## EXERCISE PROMPT
Retype the full set of records. Keep every character identical.
==========
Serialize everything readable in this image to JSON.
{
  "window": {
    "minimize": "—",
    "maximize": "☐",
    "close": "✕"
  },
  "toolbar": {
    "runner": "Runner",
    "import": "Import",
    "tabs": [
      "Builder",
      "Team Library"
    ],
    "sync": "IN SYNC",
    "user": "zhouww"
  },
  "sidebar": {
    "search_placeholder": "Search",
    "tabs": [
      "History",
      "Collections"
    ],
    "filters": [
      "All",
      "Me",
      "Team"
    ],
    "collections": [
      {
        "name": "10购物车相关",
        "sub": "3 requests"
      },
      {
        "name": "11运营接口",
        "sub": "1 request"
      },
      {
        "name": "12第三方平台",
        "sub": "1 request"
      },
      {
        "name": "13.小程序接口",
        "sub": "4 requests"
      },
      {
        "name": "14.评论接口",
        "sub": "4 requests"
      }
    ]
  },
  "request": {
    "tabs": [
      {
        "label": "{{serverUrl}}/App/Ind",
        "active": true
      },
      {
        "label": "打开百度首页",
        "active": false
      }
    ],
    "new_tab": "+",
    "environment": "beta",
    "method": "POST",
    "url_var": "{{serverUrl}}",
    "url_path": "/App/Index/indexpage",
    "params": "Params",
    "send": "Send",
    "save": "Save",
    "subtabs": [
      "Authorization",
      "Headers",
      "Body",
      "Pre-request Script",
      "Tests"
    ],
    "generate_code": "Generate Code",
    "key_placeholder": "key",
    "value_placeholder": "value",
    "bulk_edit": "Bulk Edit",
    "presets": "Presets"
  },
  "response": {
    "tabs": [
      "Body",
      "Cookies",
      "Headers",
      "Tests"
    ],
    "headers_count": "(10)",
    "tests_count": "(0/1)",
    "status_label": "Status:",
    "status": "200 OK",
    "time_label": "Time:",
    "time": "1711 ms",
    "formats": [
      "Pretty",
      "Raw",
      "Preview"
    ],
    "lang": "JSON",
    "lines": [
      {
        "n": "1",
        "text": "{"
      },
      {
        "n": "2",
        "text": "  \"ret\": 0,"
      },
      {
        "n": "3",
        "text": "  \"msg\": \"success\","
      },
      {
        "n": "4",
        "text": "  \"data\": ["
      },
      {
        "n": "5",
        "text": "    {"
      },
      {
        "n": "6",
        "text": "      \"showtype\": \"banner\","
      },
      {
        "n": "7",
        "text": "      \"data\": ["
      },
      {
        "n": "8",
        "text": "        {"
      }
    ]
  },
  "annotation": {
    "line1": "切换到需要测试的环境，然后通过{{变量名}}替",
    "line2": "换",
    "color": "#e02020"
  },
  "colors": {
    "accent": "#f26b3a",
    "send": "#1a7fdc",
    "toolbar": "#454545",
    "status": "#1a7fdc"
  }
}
==========
## TASK RESULT
Serialize everything readable in this image to JSON.
{
  "window": {
    "minimize": "—",
    "maximize": "☐",
    "close": "✕"
  },
  "toolbar": {
    "runner": "Runner",
    "import": "Import",
    "tabs": [
      "Builder",
      "Team Library"
    ],
    "sync": "IN SYNC",
    "user": "zhouww"
  },
  "sidebar": {
    "search_placeholder": "Search",
    "tabs": [
      "History",
      "Collections"
    ],
    "filters": [
      "All",
      "Me",
      "Team"
    ],
    "collections": [
      {
        "name": "10购物车相关",
        "sub": "3 requests"
      },
      {
        "name": "11运营接口",
        "sub": "1 request"
      },
      {
        "name": "12第三方平台",
        "sub": "1 request"
      },
      {
        "name": "13.小程序接口",
        "sub": "4 requests"
      },
      {
        "name": "14.评论接口",
        "sub": "4 requests"
      }
    ]
  },
  "request": {
    "tabs": [
      {
        "label": "{{serverUrl}}/App/Ind",
        "active": true
      },
      {
        "label": "打开百度首页",
        "active": false
      }
    ],
    "new_tab": "+",
    "environment": "beta",
    "method": "POST",
    "url_var": "{{serverUrl}}",
    "url_path": "/App/Index/indexpage",
    "params": "Params",
    "send": "Send",
    "save": "Save",
    "subtabs": [
      "Authorization",
      "Headers",
      "Body",
      "Pre-request Script",
      "Tests"
    ],
    "generate_code": "Generate Code",
    "key_placeholder": "key",
    "value_placeholder": "value",
    "bulk_edit": "Bulk Edit",
    "presets": "Presets"
  },
  "response": {
    "tabs": [
      "Body",
      "Cookies",
      "Headers",
      "Tests"
    ],
    "headers_count": "(10)",
    "tests_count": "(0/1)",
    "status_label": "Status:",
    "status": "200 OK",
    "time_label": "Time:",
    "time": "1711 ms",
    "formats": [
      "Pretty",
      "Raw",
      "Preview"
    ],
    "lang": "JSON",
    "lines": [
      {
        "n": "1",
        "text": "{"
      },
      {
        "n": "2",
        "text": "  \"ret\": 0,"
      },
      {
        "n": "3",
        "text": "  \"msg\": \"success\","
      },
      {
        "n": "4",
        "text": "  \"data\": ["
      },
      {
        "n": "5",
        "text": "    {"
      },
      {
        "n": "6",
        "text": "      \"showtype\": \"banner\","
      },
      {
        "n": "7",
        "text": "      \"data\": ["
      },
      {
        "n": "8",
        "text": "        {"
      }
    ]
  },
  "annotation": {
    "line1": "切换到需要测试的环境，然后通过{{变量名}}替",
    "line2": "换",
    "color": "#e02020"
  },
  "colors": {
    "accent": "#f26b3a",
    "send": "#1a7fdc",
    "toolbar": "#454545",
    "status": "#1a7fdc"
  }
}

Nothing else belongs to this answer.